Pull every line containing "should" from the entries.

[start GIVEN INFORMATION]

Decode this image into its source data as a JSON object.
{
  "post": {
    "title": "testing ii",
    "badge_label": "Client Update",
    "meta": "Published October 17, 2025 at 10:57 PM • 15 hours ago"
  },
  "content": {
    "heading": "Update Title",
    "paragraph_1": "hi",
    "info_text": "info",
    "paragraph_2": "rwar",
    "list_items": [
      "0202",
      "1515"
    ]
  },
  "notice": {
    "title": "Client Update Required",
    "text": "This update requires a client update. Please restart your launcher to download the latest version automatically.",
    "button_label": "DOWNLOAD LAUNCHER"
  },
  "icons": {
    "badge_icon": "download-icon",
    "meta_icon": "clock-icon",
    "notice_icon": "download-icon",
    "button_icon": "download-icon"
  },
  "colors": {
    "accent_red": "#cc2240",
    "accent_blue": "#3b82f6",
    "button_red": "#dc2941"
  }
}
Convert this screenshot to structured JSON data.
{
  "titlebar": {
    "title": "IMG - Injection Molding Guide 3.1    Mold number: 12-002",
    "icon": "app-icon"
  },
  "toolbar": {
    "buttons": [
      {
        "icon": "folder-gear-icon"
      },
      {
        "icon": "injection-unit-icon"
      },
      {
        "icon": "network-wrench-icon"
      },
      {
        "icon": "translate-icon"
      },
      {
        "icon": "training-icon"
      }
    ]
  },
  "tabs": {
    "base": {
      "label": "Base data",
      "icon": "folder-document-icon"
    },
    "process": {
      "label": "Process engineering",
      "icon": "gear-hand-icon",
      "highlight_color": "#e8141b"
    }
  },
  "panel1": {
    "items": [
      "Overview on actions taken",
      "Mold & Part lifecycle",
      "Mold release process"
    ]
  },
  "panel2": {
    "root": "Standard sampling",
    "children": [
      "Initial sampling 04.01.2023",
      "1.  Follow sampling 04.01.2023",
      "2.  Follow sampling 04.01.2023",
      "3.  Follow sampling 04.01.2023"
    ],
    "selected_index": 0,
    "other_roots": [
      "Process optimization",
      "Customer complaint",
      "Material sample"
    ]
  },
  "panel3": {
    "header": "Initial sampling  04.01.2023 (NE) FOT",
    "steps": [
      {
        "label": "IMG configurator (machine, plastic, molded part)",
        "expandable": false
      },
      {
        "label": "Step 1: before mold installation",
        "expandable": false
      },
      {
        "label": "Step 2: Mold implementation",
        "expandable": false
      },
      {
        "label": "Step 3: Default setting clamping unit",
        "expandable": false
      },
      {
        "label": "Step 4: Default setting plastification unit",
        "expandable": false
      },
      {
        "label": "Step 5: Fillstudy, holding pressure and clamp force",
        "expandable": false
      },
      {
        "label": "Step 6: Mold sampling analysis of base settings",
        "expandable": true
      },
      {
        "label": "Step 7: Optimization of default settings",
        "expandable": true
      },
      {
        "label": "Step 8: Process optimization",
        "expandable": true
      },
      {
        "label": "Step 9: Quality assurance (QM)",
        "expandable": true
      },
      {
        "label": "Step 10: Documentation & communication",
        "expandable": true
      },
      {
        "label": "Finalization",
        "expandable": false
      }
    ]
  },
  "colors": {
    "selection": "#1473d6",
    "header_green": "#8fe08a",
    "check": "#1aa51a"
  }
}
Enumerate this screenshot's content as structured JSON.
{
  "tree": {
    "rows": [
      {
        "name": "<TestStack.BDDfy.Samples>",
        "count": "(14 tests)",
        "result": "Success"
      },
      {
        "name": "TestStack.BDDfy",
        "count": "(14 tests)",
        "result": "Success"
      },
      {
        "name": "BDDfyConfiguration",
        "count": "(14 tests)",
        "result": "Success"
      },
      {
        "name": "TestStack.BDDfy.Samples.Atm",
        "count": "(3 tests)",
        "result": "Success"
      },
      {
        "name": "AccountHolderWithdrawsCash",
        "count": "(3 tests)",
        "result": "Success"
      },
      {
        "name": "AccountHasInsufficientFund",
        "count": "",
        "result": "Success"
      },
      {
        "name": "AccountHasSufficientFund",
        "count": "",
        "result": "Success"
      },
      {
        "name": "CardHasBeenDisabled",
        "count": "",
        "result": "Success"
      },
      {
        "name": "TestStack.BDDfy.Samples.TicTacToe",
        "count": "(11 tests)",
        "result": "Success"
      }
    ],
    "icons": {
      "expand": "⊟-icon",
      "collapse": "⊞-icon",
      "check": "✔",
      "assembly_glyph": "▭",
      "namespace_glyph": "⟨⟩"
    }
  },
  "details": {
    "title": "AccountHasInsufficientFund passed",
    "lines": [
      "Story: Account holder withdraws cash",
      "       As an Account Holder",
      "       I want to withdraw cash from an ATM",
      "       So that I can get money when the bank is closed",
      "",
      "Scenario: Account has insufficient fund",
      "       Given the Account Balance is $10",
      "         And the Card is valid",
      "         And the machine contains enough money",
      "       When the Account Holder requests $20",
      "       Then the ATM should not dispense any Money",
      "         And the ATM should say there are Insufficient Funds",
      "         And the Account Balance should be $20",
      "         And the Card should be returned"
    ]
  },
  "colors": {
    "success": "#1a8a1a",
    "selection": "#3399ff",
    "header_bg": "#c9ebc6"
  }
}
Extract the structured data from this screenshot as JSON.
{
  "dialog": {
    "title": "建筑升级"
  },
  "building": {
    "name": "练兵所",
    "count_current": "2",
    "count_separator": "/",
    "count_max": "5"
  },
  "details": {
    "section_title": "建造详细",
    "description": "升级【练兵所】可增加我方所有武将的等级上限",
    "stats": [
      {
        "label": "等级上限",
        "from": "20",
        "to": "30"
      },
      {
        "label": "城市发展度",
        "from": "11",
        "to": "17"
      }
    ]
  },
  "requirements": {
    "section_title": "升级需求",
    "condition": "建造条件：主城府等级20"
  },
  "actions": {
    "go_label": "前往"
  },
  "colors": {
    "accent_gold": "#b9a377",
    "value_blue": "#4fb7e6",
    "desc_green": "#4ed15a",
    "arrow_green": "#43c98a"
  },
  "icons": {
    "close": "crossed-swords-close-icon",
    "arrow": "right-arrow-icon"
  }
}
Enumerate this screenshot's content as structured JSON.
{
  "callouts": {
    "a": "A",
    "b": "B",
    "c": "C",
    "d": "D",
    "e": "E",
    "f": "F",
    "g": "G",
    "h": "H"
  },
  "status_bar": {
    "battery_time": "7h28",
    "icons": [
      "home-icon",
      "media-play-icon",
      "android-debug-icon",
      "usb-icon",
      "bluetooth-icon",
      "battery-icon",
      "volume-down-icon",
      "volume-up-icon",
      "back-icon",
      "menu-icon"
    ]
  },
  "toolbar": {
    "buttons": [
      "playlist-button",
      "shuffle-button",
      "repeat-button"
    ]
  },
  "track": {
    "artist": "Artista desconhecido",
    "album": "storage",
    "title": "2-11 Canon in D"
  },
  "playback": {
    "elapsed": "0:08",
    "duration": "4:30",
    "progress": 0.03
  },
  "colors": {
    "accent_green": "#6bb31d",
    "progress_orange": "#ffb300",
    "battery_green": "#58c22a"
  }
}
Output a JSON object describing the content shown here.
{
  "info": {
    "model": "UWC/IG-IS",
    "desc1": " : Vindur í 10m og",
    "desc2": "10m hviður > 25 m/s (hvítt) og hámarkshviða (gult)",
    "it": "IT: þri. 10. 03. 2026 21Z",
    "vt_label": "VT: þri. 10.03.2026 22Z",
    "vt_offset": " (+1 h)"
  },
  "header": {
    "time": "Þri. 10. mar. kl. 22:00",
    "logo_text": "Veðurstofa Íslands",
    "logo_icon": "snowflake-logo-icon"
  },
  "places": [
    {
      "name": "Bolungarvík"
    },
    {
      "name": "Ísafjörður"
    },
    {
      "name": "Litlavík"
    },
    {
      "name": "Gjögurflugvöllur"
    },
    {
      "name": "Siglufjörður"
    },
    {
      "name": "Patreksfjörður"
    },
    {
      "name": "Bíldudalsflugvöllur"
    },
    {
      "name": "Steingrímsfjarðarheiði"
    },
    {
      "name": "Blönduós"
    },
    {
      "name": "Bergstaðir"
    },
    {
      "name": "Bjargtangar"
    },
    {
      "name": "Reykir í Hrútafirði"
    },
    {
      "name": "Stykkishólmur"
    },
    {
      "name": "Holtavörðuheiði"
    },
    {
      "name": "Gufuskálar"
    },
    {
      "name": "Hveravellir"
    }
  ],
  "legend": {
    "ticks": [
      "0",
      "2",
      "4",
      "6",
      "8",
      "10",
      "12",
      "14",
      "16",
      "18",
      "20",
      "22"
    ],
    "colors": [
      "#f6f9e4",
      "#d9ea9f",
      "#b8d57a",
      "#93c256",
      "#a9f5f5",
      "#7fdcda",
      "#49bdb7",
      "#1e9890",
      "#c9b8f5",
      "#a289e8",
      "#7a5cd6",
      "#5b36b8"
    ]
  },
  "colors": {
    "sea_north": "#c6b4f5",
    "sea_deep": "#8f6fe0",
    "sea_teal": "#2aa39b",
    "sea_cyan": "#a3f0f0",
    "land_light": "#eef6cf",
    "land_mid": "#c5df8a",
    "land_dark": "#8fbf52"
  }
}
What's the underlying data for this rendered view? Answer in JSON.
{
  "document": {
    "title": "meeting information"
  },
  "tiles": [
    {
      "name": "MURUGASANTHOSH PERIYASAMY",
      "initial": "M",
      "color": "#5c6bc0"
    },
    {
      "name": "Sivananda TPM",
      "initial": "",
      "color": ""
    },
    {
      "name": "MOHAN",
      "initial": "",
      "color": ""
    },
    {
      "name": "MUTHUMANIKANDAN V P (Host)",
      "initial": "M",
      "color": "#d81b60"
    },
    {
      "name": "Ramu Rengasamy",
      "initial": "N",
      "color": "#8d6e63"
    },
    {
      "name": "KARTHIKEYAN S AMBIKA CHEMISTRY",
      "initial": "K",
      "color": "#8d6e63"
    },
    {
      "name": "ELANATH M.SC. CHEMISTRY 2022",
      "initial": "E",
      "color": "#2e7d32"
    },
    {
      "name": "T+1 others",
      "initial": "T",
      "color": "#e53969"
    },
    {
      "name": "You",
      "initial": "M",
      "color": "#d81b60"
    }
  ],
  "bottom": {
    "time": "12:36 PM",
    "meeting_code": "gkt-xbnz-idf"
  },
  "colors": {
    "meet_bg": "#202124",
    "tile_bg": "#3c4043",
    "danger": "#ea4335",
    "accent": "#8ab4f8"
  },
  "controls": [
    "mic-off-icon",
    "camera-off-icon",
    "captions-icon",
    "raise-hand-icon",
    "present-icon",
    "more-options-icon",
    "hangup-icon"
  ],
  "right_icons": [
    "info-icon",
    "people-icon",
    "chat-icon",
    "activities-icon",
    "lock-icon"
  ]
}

[end GIVEN INFORMATION]

◆ **RESPONSE TO THE EXERCISE**:
      "       Then the ATM should not dispense any Money",
      "         And the ATM should say there are Insufficient Funds",
      "         And the Account Balance should be $20",
      "         And the Card should be returned"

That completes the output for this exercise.